Written request: Extract all of the entries and give them again, word for word.

[Data records]
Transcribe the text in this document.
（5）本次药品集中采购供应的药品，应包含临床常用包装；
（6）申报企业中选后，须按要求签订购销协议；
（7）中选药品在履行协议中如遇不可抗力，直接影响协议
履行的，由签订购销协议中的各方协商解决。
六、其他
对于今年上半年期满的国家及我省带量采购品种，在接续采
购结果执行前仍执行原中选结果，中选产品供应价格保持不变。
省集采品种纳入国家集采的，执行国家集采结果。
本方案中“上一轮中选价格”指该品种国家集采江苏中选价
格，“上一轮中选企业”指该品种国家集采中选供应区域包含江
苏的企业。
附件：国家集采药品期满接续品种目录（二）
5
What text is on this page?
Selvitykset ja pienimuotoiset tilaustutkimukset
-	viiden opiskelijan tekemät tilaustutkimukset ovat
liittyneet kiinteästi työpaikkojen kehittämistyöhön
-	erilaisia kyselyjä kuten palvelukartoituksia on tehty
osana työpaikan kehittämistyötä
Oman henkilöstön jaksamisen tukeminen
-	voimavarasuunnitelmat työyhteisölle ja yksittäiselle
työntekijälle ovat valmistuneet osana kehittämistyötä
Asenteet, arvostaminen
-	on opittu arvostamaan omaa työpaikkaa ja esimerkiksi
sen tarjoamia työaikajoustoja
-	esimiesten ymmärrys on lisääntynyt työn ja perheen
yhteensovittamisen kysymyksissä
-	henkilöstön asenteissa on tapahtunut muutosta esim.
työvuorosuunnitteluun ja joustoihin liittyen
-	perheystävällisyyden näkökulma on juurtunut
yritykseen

Exercise result:
Transcribe the text in this document.
（5）本次药品集中采购供应的药品，应包含临床常用包装；
（6）申报企业中选后，须按要求签订购销协议；
（7）中选药品在履行协议中如遇不可抗力，直接影响协议
履行的，由签订购销协议中的各方协商解决。
六、其他
对于今年上半年期满的国家及我省带量采购品种，在接续采
购结果执行前仍执行原中选结果，中选产品供应价格保持不变。
省集采品种纳入国家集采的，执行国家集采结果。
本方案中“上一轮中选价格”指该品种国家集采江苏中选价
格，“上一轮中选企业”指该品种国家集采中选供应区域包含江
苏的企业。
附件：国家集采药品期满接续品种目录（二）
5
What text is on this page?
Selvitykset ja pienimuotoiset tilaustutkimukset
-	viiden opiskelijan tekemät tilaustutkimukset ovat
liittyneet kiinteästi työpaikkojen kehittämistyöhön
-	erilaisia kyselyjä kuten palvelukartoituksia on tehty
osana työpaikan kehittämistyötä
Oman henkilöstön jaksamisen tukeminen
-	voimavarasuunnitelmat työyhteisölle ja yksittäiselle
työntekijälle ovat valmistuneet osana kehittämistyötä
Asenteet, arvostaminen
-	on opittu arvostamaan omaa työpaikkaa ja esimerkiksi
sen tarjoamia työaikajoustoja
-	esimiesten ymmärrys on lisääntynyt työn ja perheen
yhteensovittamisen kysymyksissä
-	henkilöstön asenteissa on tapahtunut muutosta esim.
työvuorosuunnitteluun ja joustoihin liittyen
-	perheystävällisyyden näkökulma on juurtunut
yritykseen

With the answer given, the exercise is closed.